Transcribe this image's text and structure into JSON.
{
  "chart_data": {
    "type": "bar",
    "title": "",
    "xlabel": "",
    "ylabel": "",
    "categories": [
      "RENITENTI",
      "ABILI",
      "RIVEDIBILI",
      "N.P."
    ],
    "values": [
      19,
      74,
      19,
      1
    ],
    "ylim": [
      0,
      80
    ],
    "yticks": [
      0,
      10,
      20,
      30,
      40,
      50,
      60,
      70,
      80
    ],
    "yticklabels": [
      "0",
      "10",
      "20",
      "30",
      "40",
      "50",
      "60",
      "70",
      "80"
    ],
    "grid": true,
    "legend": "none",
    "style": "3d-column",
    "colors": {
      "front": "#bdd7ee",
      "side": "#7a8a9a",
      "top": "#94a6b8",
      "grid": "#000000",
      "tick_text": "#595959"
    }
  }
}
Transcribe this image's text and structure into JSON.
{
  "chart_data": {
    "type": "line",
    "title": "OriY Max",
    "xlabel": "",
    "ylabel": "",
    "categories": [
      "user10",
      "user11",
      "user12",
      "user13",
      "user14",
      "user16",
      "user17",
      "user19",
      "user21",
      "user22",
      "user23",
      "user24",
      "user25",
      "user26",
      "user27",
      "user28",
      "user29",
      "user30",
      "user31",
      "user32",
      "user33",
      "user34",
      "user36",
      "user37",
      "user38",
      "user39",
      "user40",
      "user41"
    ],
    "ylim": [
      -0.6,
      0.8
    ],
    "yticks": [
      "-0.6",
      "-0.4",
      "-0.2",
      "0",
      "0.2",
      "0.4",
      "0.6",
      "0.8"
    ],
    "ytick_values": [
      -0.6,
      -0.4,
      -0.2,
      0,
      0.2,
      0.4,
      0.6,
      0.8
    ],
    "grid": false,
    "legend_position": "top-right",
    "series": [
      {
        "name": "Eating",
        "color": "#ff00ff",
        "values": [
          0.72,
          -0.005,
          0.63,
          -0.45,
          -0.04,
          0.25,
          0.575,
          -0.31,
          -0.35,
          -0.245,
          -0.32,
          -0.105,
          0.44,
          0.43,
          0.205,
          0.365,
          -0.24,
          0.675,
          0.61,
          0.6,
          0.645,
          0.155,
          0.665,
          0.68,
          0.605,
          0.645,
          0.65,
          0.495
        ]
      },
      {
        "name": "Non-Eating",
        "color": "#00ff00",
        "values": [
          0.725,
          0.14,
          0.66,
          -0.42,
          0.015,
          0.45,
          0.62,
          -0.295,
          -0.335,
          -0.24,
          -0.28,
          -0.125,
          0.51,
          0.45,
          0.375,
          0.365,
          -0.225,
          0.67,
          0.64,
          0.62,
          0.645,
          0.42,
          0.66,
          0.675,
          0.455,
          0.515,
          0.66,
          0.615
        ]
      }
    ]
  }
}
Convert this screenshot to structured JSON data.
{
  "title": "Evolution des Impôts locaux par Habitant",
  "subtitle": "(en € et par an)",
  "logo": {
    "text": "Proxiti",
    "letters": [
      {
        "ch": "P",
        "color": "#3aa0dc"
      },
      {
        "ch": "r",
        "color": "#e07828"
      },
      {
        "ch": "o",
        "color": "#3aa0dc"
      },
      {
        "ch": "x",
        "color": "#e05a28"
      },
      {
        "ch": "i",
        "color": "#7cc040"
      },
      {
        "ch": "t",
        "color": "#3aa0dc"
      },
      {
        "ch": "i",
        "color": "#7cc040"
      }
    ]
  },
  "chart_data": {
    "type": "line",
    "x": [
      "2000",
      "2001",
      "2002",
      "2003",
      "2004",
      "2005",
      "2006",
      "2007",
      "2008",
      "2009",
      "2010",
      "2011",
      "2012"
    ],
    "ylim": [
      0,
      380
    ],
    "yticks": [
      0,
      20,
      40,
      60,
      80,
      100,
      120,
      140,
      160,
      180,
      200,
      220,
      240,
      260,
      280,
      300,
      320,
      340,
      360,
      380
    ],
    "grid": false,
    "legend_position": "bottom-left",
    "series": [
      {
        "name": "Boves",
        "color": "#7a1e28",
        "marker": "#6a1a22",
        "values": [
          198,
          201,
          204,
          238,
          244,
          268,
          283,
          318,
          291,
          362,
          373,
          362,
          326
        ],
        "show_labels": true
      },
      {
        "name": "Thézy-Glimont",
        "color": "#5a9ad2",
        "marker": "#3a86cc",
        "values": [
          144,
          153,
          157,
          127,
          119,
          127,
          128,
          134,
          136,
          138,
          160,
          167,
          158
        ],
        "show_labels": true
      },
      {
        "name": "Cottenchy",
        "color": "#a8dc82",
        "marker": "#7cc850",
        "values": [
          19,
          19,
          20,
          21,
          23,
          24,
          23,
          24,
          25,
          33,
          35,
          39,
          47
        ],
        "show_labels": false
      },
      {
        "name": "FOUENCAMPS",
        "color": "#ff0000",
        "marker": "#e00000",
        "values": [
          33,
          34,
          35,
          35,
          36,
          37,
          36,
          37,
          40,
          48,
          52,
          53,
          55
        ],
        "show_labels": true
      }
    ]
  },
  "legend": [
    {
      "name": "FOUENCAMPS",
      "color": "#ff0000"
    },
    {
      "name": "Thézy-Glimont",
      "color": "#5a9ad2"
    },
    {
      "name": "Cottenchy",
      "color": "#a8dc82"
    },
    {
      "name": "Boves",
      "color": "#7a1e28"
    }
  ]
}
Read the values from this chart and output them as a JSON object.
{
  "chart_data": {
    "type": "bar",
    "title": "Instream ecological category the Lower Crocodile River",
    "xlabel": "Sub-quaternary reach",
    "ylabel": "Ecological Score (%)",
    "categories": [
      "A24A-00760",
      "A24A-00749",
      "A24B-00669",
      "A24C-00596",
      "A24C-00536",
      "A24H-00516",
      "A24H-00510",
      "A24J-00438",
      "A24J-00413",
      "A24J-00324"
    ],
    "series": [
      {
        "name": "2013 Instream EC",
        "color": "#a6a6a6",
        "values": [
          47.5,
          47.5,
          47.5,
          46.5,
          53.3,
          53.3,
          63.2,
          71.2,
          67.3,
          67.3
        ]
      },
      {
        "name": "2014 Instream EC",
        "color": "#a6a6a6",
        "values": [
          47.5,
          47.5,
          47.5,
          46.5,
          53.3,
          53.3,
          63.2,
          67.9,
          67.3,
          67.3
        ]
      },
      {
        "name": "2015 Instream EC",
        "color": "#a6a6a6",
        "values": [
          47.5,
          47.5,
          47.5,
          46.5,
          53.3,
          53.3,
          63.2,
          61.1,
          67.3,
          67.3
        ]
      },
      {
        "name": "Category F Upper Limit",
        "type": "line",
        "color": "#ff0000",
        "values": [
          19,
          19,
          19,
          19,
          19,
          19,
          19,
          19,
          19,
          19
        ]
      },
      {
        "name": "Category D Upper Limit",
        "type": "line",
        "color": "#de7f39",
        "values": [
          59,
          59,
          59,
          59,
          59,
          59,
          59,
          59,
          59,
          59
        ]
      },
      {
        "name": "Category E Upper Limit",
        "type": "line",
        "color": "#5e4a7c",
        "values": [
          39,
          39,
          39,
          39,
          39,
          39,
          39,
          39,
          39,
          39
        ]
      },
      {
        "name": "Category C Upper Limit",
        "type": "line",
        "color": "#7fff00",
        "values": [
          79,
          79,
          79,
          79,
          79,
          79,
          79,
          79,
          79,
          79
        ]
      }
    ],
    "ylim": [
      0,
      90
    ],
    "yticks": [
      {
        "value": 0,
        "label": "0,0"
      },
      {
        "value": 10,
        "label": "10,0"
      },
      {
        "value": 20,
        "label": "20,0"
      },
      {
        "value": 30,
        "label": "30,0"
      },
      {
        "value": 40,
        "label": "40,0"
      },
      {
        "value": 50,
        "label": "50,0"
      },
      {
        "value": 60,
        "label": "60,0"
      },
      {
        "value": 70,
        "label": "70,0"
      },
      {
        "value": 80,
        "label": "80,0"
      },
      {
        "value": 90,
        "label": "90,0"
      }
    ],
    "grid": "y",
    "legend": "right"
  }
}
####
Lines from the records above that hold "right" are the ones to list.

## [Full solution]
    "legend_position": "top-right",
    "legend": "right"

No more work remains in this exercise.